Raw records
______

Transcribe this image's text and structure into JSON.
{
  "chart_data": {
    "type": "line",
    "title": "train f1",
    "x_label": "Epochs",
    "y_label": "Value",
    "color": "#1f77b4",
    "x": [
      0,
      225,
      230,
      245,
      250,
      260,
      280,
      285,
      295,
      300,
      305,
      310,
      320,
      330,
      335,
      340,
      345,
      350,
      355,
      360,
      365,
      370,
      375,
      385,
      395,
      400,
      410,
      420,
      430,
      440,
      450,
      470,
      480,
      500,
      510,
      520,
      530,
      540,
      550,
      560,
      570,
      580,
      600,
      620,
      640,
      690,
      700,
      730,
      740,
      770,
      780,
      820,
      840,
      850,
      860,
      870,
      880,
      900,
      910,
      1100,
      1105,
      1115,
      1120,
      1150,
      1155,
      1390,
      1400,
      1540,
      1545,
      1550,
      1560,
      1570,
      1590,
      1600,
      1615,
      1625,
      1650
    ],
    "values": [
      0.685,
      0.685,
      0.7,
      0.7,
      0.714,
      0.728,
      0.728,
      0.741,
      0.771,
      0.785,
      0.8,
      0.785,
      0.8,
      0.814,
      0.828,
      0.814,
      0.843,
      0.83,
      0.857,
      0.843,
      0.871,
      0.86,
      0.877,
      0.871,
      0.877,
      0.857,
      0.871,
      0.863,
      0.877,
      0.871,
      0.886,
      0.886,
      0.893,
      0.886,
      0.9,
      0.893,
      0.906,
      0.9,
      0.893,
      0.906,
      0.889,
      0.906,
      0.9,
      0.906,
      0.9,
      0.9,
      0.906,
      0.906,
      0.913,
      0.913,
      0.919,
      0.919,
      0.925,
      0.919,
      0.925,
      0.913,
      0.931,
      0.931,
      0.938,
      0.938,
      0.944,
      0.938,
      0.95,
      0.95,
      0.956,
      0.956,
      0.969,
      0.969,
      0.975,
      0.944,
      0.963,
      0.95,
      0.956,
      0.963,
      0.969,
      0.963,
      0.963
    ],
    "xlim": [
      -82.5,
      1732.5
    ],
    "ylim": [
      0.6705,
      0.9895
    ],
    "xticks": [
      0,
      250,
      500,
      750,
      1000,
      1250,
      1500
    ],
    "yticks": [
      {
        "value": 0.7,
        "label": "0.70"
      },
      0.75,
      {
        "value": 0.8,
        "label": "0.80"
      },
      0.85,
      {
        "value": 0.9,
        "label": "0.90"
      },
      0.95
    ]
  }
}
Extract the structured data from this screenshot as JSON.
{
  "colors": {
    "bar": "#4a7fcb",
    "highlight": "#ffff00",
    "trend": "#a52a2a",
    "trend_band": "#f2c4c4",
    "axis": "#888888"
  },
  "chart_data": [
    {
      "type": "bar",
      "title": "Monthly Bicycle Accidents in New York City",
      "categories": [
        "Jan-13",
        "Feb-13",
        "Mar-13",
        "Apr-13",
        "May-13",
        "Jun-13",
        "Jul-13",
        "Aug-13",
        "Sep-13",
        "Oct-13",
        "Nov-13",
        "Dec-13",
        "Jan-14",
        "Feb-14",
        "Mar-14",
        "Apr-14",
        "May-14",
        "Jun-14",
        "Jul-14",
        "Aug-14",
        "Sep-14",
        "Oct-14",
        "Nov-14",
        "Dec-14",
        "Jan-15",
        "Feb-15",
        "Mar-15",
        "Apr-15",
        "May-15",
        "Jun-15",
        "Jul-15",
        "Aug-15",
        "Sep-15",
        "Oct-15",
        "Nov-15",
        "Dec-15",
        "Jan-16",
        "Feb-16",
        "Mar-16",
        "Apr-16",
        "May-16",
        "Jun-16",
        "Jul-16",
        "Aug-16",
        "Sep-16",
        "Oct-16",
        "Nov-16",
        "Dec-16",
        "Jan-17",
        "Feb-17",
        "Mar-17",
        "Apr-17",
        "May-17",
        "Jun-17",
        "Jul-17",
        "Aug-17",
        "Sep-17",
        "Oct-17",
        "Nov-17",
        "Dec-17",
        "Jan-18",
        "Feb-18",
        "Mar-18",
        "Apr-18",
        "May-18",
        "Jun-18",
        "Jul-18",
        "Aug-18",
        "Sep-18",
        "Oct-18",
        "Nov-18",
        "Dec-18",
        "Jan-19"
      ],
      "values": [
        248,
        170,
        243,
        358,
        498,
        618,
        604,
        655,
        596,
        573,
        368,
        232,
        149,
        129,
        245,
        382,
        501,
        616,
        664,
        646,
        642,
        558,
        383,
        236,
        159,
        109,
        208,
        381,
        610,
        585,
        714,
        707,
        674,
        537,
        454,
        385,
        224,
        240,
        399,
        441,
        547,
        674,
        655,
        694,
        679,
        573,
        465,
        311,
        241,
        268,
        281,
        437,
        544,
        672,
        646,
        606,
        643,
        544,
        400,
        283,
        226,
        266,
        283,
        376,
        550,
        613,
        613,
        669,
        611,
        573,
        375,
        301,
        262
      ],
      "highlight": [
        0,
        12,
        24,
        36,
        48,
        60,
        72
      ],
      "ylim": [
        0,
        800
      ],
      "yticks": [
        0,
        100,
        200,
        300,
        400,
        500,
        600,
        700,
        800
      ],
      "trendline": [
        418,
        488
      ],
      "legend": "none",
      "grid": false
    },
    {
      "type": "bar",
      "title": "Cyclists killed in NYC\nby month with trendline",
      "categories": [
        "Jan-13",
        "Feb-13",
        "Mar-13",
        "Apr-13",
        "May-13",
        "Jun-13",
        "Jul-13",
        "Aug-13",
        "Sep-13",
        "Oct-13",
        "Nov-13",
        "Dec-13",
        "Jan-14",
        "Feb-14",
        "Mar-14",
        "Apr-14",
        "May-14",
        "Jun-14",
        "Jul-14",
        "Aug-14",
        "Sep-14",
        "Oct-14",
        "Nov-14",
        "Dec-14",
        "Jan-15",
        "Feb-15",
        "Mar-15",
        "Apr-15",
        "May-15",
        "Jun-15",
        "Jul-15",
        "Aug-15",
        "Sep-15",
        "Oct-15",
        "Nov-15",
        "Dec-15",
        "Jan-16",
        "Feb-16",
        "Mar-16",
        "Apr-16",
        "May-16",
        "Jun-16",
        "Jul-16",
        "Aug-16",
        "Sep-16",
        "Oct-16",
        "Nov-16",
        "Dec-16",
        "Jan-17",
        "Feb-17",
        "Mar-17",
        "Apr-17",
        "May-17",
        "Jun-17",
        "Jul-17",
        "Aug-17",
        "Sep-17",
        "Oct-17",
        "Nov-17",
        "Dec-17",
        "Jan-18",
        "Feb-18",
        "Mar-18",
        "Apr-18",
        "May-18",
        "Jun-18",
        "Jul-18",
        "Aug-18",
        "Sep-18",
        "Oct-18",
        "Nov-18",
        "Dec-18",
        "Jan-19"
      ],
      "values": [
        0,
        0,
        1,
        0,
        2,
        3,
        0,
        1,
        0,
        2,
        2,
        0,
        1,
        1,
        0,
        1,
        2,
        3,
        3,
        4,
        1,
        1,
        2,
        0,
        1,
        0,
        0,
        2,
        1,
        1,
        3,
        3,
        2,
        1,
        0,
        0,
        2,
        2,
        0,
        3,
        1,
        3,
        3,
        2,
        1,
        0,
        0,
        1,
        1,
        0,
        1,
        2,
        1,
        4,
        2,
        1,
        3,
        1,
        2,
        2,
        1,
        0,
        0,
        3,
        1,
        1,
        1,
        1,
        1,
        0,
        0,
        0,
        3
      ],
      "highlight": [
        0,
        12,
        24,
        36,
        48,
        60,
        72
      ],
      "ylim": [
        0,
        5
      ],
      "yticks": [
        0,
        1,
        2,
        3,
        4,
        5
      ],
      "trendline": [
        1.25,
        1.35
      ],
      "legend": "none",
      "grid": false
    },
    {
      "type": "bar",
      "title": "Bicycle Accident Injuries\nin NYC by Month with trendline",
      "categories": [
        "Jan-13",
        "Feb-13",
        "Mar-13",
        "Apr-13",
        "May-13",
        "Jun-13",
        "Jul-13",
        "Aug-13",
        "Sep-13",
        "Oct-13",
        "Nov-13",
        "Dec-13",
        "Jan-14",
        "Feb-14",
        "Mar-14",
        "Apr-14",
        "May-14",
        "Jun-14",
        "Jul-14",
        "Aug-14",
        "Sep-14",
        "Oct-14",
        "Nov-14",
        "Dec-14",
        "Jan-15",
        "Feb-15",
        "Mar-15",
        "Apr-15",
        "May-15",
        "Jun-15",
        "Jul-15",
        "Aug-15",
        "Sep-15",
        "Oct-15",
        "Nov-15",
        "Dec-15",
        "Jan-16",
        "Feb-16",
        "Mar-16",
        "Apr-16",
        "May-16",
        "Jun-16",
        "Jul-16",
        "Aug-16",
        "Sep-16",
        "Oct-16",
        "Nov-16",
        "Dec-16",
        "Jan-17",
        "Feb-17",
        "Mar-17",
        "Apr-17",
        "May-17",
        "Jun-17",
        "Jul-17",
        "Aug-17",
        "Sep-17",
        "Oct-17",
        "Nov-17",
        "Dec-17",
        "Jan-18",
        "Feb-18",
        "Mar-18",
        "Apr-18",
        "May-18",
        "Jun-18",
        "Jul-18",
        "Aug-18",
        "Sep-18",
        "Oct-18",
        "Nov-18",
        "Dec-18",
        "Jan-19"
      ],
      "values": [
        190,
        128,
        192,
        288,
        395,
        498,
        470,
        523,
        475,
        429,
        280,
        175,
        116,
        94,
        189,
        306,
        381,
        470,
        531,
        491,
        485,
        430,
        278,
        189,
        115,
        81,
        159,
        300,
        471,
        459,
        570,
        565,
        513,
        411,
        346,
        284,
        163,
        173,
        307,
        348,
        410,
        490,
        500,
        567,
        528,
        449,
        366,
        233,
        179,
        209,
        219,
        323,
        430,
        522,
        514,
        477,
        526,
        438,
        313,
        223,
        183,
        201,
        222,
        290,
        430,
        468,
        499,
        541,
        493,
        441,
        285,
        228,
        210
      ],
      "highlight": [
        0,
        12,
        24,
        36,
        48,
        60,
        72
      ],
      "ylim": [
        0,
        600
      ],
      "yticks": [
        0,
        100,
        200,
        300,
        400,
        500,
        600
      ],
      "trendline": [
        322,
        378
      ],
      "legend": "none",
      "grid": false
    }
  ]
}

______

Find each line in the records holding the string "title" and show it.

**THE RESPONSE:**
    "title": "train f1",
      "title": "Monthly Bicycle Accidents in New York City",
      "title": "Cyclists killed in NYC\nby month with trendline",
      "title": "Bicycle Accident Injuries\nin NYC by Month with trendline",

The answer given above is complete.